## Task to complete
Please rewrite everything from "In a recent" down to "vision and reality." in the excerpt about Tilled, swapping "business" for "company".

## Text excerpt
## Start

What do you do when you’re competing against a company worth tens of billions of dollars, with seemingly unlimited resources? For most founders, this scenario represents an insurmountable challenge. But for Caleb Avery, it became the catalyst for category creation and a successful $40 million venture.

In a recent episode of Category Visionaries, Caleb Avery, Founder and CEO of Tilled, shared his journey of creating the “PayFac as a Service” category and building a viable alternative to payment giants like Stripe.

 

The Solo Founder’s Two-Year Journey

Unlike the typical startup story of rapid growth and quick wins, Tilled’s path to success was methodical and, at times, isolating.

“If we go back to January of 2019, it was just me for almost the first two years of the business. And it’s a really weird, lonely time being the solo founder in a business,” Caleb shares.

During this period, Caleb wasn’t just validating the business opportunity; he was navigating significant obstacles that stood between his vision and reality.

“There were also some very fundamental hurdles that we needed to get over in the business with legal hurdles, compliance hurdles, technology hurdles. We had to actually get a bank and a processor to sign on with this solution,” he explains.

The persistence paid off, but it wasn’t quick. It took nearly two and a half years before Tilled had paying customers on its platform. This timeline makes sense in retrospect, Caleb admits: “When you’re going and competing against a category with incumbents like Stripe and Adyen that are worth tens of billions of dollars and have nearly unlimited budgets, it’s very time consuming and expensive to build a technology solution to go compete against them.”

## End

## Dataset
## Start

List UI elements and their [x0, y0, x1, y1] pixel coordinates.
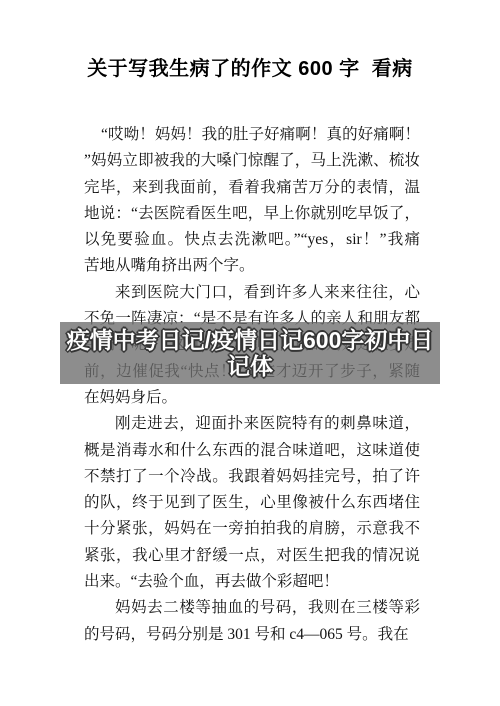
watermark-text-line: 疫情中考日记/疫情日记600字初中日 — [67, 327, 434, 353]
text-line: 出来。“去验个血，再去做个彩超吧！ — [84, 569, 420, 595]
text-line: 概是消毒水和什么东西的混合味道吧，这味道使我 — [84, 438, 420, 464]
text-line: 紧张，我心里才舒缓一点，对医生把我的情况说了 — [84, 543, 420, 569]
text-line: ”妈妈立即被我的大嗓门惊醒了，马上洗漱、梳妆 — [84, 148, 420, 174]
text-line: 十分紧张，妈妈在一旁拍拍我的肩膀，示意我不要 — [84, 516, 420, 542]
text-line: 在妈妈身后。 — [84, 385, 420, 411]
text-line: 地说：“去医院看医生吧，早上你就别吃早饭了， — [84, 201, 420, 227]
text-line: 妈妈去二楼等抽血的号码，我则在三楼等彩超 — [84, 595, 420, 621]
watermark-overlay: 疫情中考日记/疫情日记600字初中日 记体 — [60, 322, 440, 384]
document-page: 关于写我生病了的作文 600 字 看病 “哎呦！妈妈！我的肚子好痛啊！真的好痛啊… — [0, 0, 500, 706]
text-line: 不禁打了一个冷战。我跟着妈妈挂完号，拍了许久 — [84, 464, 420, 490]
text-line: 苦地从嘴角挤出两个字。 — [84, 253, 420, 279]
text-line: “哎呦！妈妈！我的肚子好痛啊！真的好痛啊！ — [84, 122, 420, 148]
essay-body: “哎呦！妈妈！我的肚子好痛啊！真的好痛啊！ ”妈妈立即被我的大嗓门惊醒了，马上洗… — [84, 122, 420, 648]
page-title: 关于写我生病了的作文 600 字 看病 — [0, 54, 500, 84]
text-line: 的号码，号码分别是 301 号和 c4—065 号。我在四 — [84, 622, 420, 648]
text-line: 完毕，来到我面前，看着我痛苦万分的表情，温柔 — [84, 175, 420, 201]
watermark-text-line: 记体 — [227, 353, 273, 379]
text-line: 以免要验血。快点去洗漱吧。”“yes，sir！”我痛 — [84, 227, 420, 253]
text-line: 来到医院大门口，看到许多人来来往往，心中 — [84, 280, 420, 306]
text-line: 的队，终于见到了医生，心里像被什么东西堵住了， — [84, 490, 420, 516]
text-line: 刚走进去，迎面扑来医院特有的刺鼻味道，大 — [84, 411, 420, 437]
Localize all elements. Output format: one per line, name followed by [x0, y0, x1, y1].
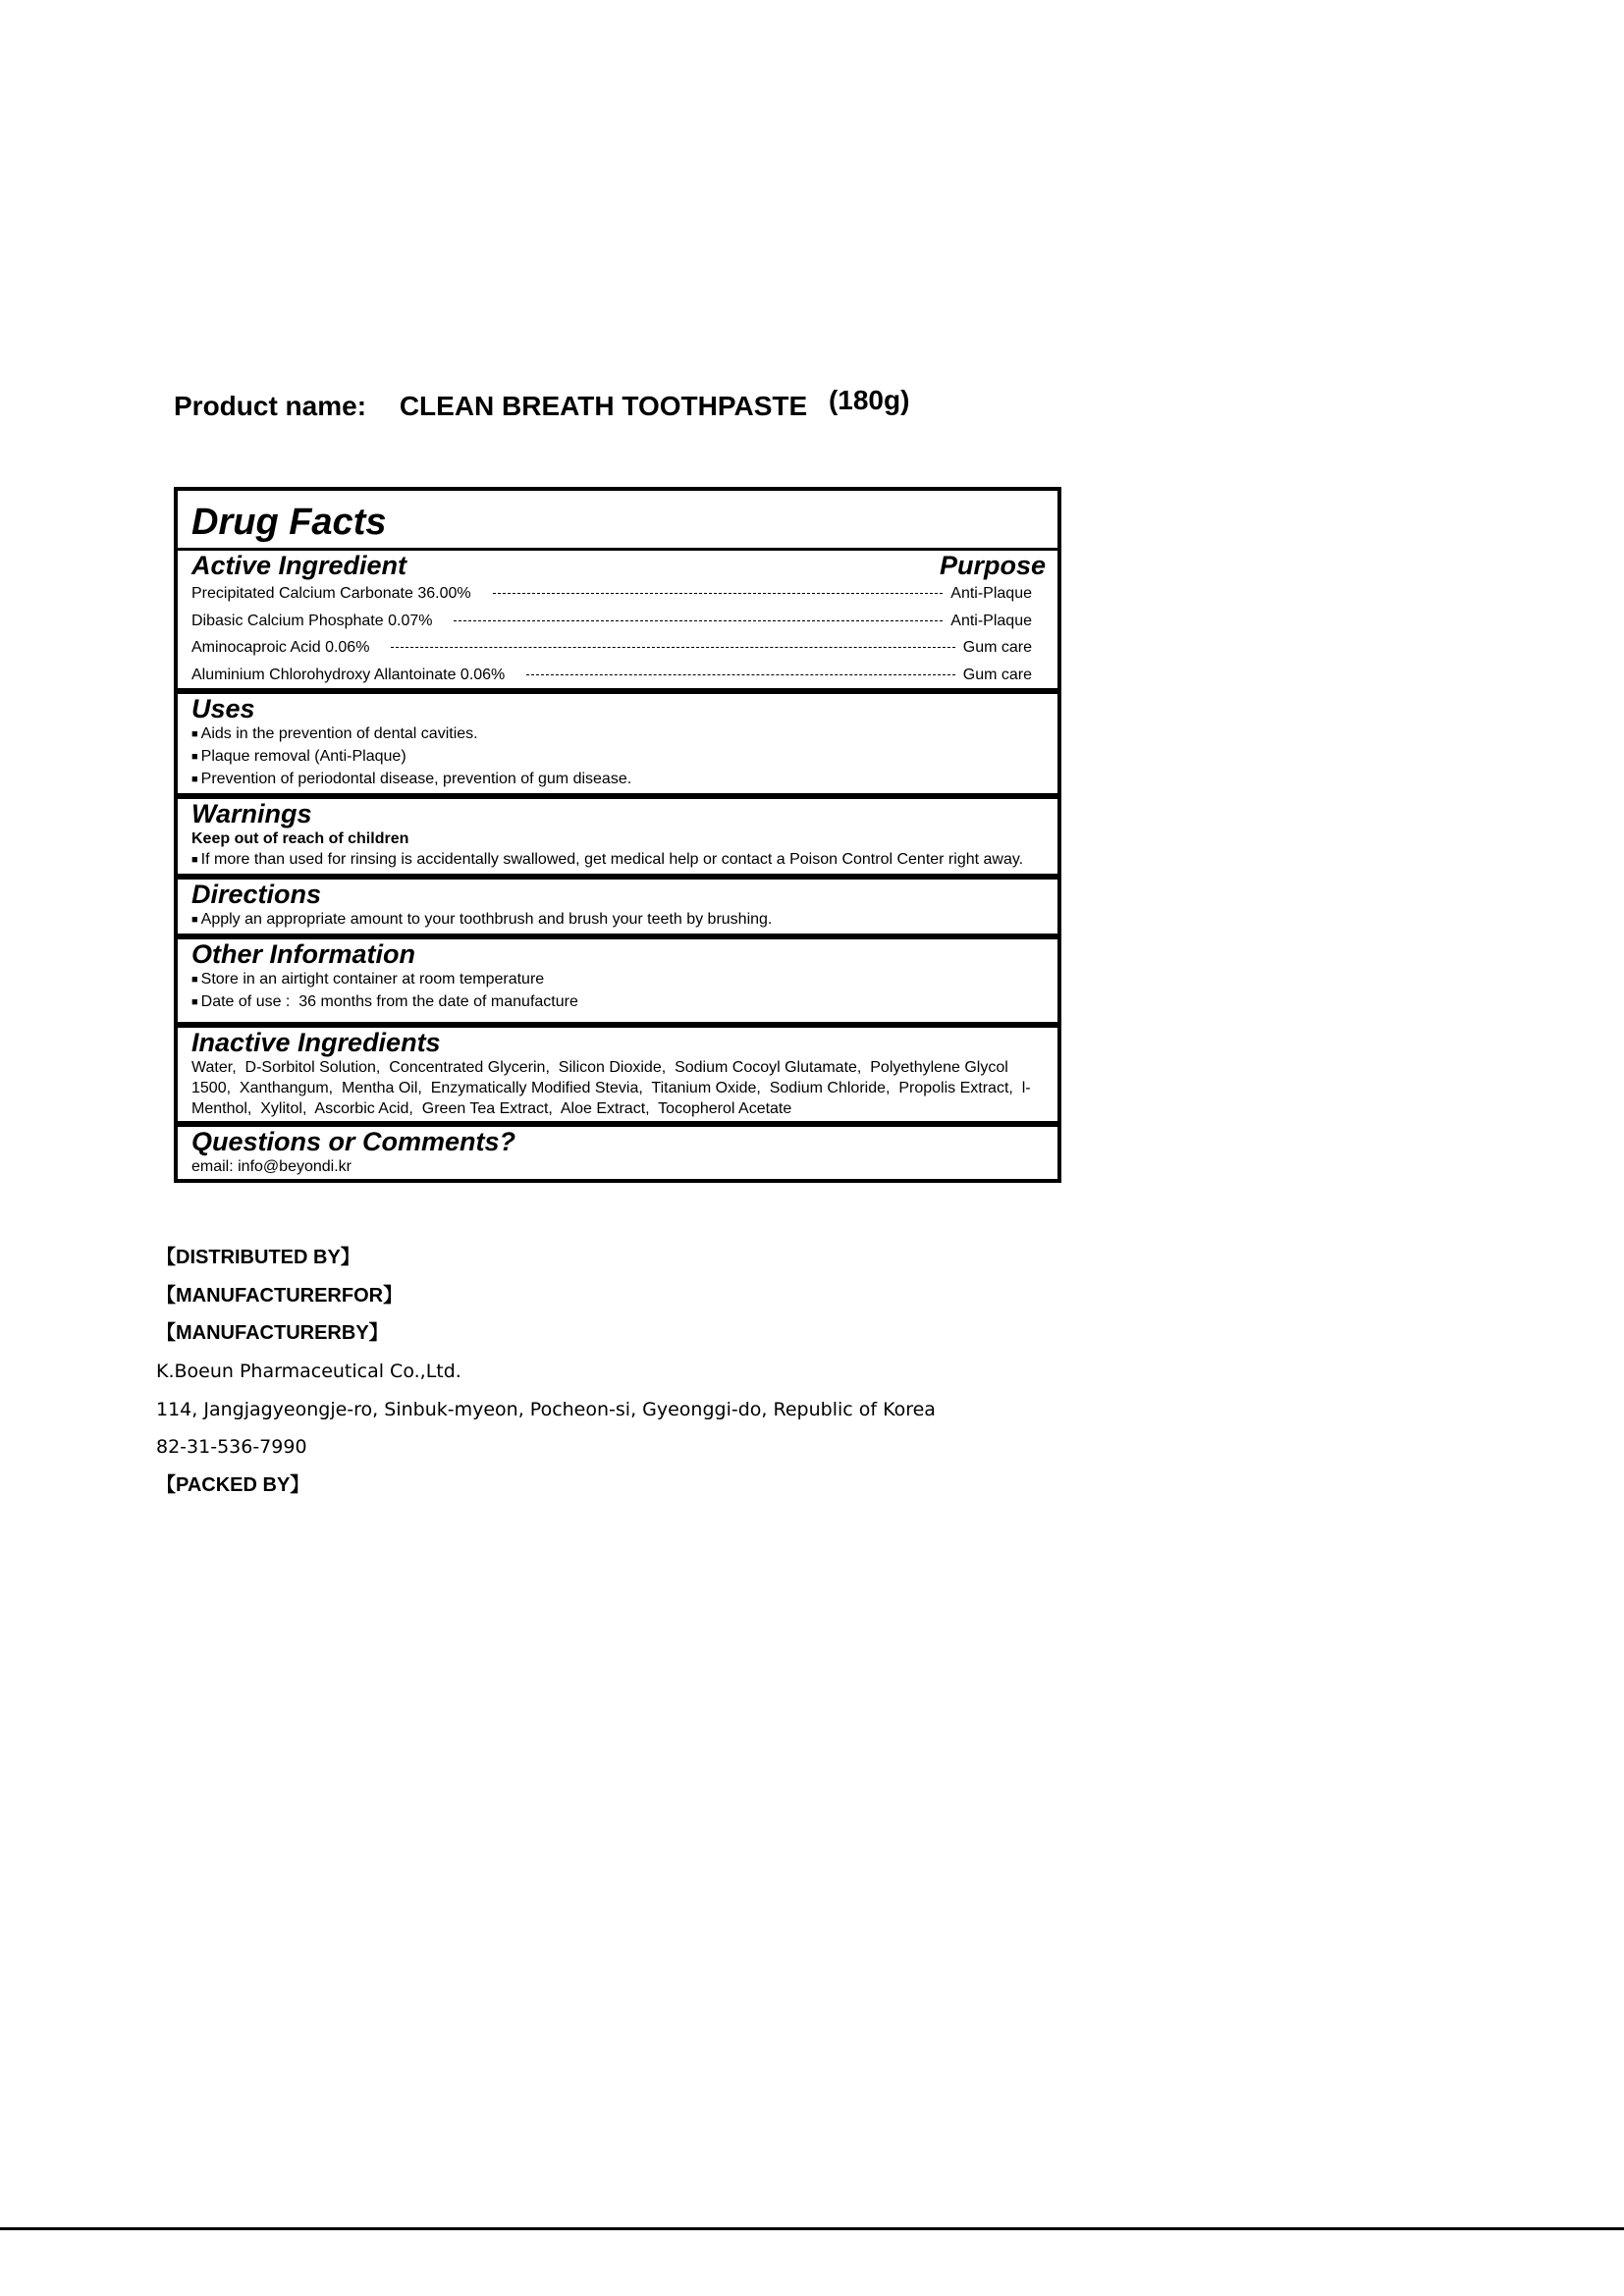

## End

## Exercise output
In a recent episode of Category Visionaries, Caleb Avery, Founder and CEO of Tilled, shared his journey of creating the “PayFac as a Service” category and building a viable alternative to payment giants like Stripe.

 

The Solo Founder’s Two-Year Journey

Unlike the typical startup story of rapid growth and quick wins, Tilled’s path to success was methodical and, at times, isolating.

“If we go back to January of 2019, it was just me for almost the first two years of the company. And it’s a really weird, lonely time being the solo founder in a company,” Caleb shares.

During this period, Caleb wasn’t just validating the company opportunity; he was navigating significant obstacles that stood between his vision and reality.